(Records from a collection)
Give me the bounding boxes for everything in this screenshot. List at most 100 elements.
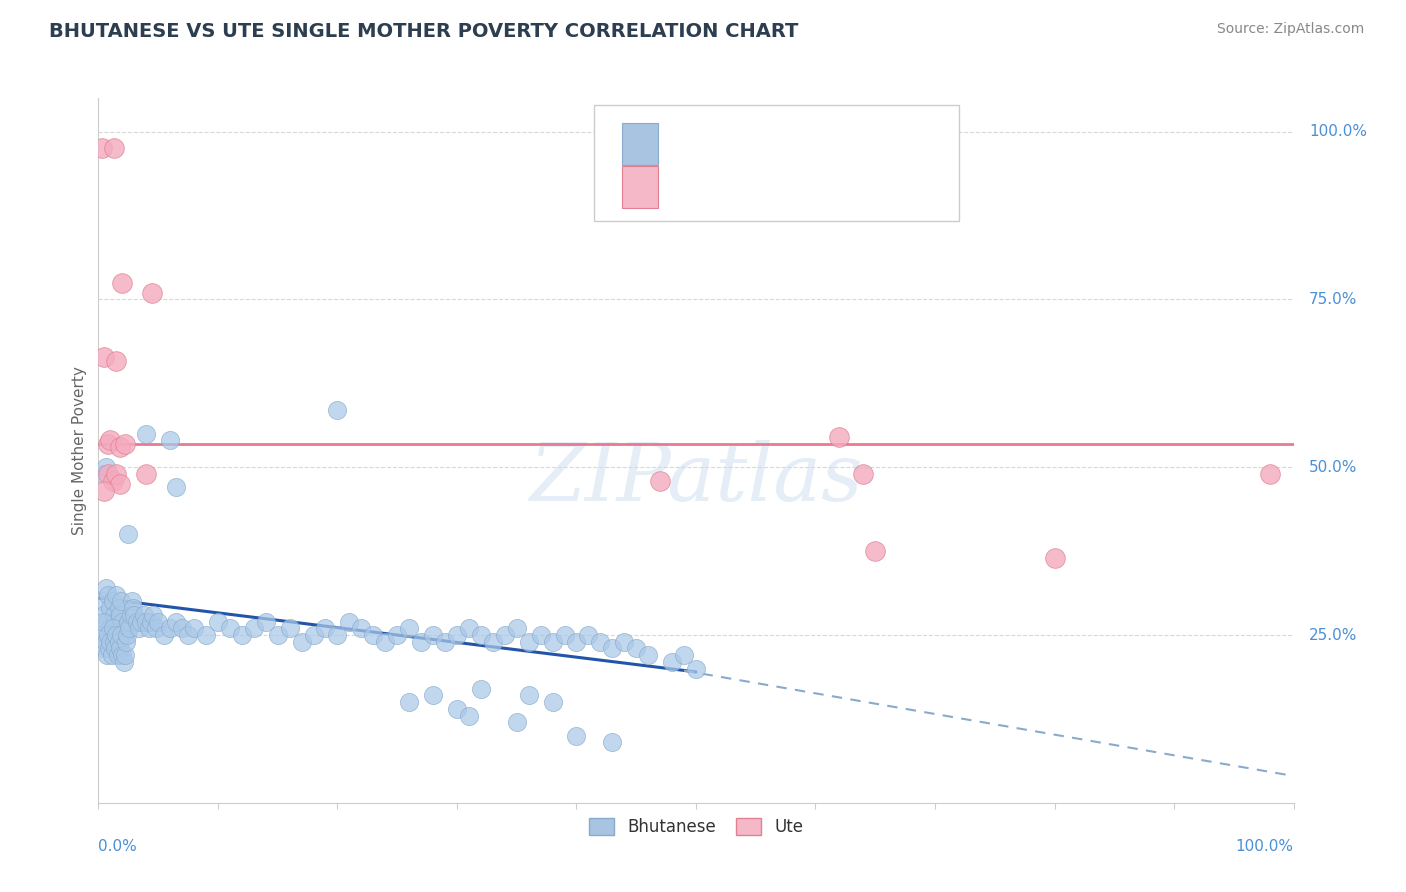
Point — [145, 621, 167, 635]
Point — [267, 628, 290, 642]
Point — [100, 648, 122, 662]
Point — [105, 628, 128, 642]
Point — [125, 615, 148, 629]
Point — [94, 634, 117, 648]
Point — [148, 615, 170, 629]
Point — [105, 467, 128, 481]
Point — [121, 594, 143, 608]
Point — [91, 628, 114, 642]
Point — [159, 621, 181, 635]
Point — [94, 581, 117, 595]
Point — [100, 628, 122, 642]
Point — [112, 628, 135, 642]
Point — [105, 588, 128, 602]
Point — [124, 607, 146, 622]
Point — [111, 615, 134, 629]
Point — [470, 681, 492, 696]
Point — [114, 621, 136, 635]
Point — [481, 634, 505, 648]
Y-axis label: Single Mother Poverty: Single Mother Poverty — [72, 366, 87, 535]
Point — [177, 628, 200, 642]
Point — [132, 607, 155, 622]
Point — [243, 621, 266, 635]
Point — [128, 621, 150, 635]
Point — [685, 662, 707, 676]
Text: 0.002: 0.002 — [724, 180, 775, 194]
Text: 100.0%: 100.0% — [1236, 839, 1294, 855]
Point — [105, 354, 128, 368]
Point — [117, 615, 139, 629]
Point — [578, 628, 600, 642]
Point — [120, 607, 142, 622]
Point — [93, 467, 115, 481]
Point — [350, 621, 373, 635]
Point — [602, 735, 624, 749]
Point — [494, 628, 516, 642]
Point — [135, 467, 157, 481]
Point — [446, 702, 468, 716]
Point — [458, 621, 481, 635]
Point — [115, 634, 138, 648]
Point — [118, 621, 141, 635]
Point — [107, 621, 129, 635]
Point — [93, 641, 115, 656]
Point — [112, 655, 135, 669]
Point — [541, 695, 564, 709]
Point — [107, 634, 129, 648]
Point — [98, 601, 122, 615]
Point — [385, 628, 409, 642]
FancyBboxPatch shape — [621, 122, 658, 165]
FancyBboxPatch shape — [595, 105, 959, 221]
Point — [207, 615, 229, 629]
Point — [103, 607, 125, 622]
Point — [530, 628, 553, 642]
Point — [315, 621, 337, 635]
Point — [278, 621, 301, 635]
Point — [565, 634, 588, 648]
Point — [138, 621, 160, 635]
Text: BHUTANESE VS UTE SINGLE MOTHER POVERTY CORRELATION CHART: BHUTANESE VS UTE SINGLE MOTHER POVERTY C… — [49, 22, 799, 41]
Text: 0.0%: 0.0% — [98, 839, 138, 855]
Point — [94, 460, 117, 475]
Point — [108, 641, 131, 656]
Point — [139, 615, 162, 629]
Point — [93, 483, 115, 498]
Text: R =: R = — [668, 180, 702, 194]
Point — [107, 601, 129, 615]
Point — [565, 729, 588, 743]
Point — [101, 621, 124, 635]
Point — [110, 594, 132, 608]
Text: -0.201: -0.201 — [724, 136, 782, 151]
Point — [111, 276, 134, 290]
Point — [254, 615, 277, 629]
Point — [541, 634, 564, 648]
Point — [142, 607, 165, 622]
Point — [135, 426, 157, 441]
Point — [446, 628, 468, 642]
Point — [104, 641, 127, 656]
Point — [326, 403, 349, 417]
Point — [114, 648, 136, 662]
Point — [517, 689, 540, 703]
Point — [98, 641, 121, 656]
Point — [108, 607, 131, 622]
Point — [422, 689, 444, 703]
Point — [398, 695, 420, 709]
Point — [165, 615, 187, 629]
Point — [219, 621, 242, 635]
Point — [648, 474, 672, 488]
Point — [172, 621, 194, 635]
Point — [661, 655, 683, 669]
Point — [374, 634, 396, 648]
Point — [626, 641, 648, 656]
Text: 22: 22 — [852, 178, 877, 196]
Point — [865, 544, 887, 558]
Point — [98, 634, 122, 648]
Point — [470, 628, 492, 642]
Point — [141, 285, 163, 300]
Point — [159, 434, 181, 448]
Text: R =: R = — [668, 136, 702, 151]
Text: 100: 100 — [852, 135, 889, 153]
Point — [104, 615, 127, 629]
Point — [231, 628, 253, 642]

=== Prompt ===
Output the lines from the line containing "Point — [145, 621, 167, 635]" through the line containing "Point — [105, 588, 128, 602]", both included, as a JSON list of strings with one string per line and blank lines omitted.

=== In response ===
[
  "Point — [145, 621, 167, 635]",
  "Point — [267, 628, 290, 642]",
  "Point — [100, 648, 122, 662]",
  "Point — [105, 628, 128, 642]",
  "Point — [125, 615, 148, 629]",
  "Point — [94, 634, 117, 648]",
  "Point — [148, 615, 170, 629]",
  "Point — [105, 467, 128, 481]",
  "Point — [121, 594, 143, 608]",
  "Point — [91, 628, 114, 642]",
  "Point — [159, 621, 181, 635]",
  "Point — [94, 581, 117, 595]",
  "Point — [100, 628, 122, 642]",
  "Point — [112, 628, 135, 642]",
  "Point — [105, 588, 128, 602]"
]